YOUR INSTRUCTIONS
Restate each entry word for word, leaving nothing out.

ROWS

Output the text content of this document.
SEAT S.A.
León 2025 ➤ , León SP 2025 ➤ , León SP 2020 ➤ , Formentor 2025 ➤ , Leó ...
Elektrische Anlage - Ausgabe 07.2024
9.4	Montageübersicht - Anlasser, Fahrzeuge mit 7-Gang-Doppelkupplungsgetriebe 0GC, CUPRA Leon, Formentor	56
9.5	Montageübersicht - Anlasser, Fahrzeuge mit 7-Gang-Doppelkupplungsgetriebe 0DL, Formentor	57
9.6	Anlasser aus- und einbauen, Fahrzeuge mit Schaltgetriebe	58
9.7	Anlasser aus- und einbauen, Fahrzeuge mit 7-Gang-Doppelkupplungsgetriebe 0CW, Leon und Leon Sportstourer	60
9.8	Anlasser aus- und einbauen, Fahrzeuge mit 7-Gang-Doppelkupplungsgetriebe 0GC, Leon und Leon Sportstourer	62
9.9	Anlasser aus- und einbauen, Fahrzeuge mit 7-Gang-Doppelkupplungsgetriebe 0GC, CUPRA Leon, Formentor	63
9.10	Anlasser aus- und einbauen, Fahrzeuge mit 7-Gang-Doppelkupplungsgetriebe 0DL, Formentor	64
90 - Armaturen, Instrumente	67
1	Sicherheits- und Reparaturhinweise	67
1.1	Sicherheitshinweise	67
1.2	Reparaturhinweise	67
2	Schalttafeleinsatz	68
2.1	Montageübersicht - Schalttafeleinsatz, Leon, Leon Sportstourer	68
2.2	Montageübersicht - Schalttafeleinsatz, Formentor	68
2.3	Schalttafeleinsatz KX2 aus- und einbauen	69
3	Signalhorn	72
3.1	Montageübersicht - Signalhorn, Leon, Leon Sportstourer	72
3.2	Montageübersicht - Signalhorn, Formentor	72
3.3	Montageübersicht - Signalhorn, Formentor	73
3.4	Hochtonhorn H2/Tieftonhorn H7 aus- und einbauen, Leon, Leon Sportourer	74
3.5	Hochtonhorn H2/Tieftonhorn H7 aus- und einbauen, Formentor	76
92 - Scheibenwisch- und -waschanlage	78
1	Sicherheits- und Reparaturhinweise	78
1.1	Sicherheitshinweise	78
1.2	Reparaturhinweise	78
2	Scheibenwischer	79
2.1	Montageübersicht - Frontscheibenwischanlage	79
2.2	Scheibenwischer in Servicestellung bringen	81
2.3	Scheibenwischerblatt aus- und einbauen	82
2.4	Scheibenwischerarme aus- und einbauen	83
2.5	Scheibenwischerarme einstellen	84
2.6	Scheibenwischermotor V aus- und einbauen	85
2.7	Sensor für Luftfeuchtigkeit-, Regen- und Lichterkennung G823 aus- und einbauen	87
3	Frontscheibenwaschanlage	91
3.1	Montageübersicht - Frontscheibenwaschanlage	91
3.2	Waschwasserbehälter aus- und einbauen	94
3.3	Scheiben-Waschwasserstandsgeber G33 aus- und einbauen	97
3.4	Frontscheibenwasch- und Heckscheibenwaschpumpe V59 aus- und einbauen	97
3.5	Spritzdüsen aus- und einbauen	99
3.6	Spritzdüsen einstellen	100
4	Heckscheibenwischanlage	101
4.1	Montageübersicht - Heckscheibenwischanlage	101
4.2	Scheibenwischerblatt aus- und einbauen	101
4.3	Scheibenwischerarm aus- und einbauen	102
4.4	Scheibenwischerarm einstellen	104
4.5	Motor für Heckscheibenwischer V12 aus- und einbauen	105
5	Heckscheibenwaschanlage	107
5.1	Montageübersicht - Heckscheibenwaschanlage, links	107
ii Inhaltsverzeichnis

CORRECT ANSWER
Output the text content of this document.
SEAT S.A.
León 2025 ➤ , León SP 2025 ➤ , León SP 2020 ➤ , Formentor 2025 ➤ , Leó ...
Elektrische Anlage - Ausgabe 07.2024
9.4	Montageübersicht - Anlasser, Fahrzeuge mit 7-Gang-Doppelkupplungsgetriebe 0GC, CUPRA Leon, Formentor	56
9.5	Montageübersicht - Anlasser, Fahrzeuge mit 7-Gang-Doppelkupplungsgetriebe 0DL, Formentor	57
9.6	Anlasser aus- und einbauen, Fahrzeuge mit Schaltgetriebe	58
9.7	Anlasser aus- und einbauen, Fahrzeuge mit 7-Gang-Doppelkupplungsgetriebe 0CW, Leon und Leon Sportstourer	60
9.8	Anlasser aus- und einbauen, Fahrzeuge mit 7-Gang-Doppelkupplungsgetriebe 0GC, Leon und Leon Sportstourer	62
9.9	Anlasser aus- und einbauen, Fahrzeuge mit 7-Gang-Doppelkupplungsgetriebe 0GC, CUPRA Leon, Formentor	63
9.10	Anlasser aus- und einbauen, Fahrzeuge mit 7-Gang-Doppelkupplungsgetriebe 0DL, Formentor	64
90 - Armaturen, Instrumente	67
1	Sicherheits- und Reparaturhinweise	67
1.1	Sicherheitshinweise	67
1.2	Reparaturhinweise	67
2	Schalttafeleinsatz	68
2.1	Montageübersicht - Schalttafeleinsatz, Leon, Leon Sportstourer	68
2.2	Montageübersicht - Schalttafeleinsatz, Formentor	68
2.3	Schalttafeleinsatz KX2 aus- und einbauen	69
3	Signalhorn	72
3.1	Montageübersicht - Signalhorn, Leon, Leon Sportstourer	72
3.2	Montageübersicht - Signalhorn, Formentor	72
3.3	Montageübersicht - Signalhorn, Formentor	73
3.4	Hochtonhorn H2/Tieftonhorn H7 aus- und einbauen, Leon, Leon Sportourer	74
3.5	Hochtonhorn H2/Tieftonhorn H7 aus- und einbauen, Formentor	76
92 - Scheibenwisch- und -waschanlage	78
1	Sicherheits- und Reparaturhinweise	78
1.1	Sicherheitshinweise	78
1.2	Reparaturhinweise	78
2	Scheibenwischer	79
2.1	Montageübersicht - Frontscheibenwischanlage	79
2.2	Scheibenwischer in Servicestellung bringen	81
2.3	Scheibenwischerblatt aus- und einbauen	82
2.4	Scheibenwischerarme aus- und einbauen	83
2.5	Scheibenwischerarme einstellen	84
2.6	Scheibenwischermotor V aus- und einbauen	85
2.7	Sensor für Luftfeuchtigkeit-, Regen- und Lichterkennung G823 aus- und einbauen	87
3	Frontscheibenwaschanlage	91
3.1	Montageübersicht - Frontscheibenwaschanlage	91
3.2	Waschwasserbehälter aus- und einbauen	94
3.3	Scheiben-Waschwasserstandsgeber G33 aus- und einbauen	97
3.4	Frontscheibenwasch- und Heckscheibenwaschpumpe V59 aus- und einbauen	97
3.5	Spritzdüsen aus- und einbauen	99
3.6	Spritzdüsen einstellen	100
4	Heckscheibenwischanlage	101
4.1	Montageübersicht - Heckscheibenwischanlage	101
4.2	Scheibenwischerblatt aus- und einbauen	101
4.3	Scheibenwischerarm aus- und einbauen	102
4.4	Scheibenwischerarm einstellen	104
4.5	Motor für Heckscheibenwischer V12 aus- und einbauen	105
5	Heckscheibenwaschanlage	107
5.1	Montageübersicht - Heckscheibenwaschanlage, links	107
ii Inhaltsverzeichnis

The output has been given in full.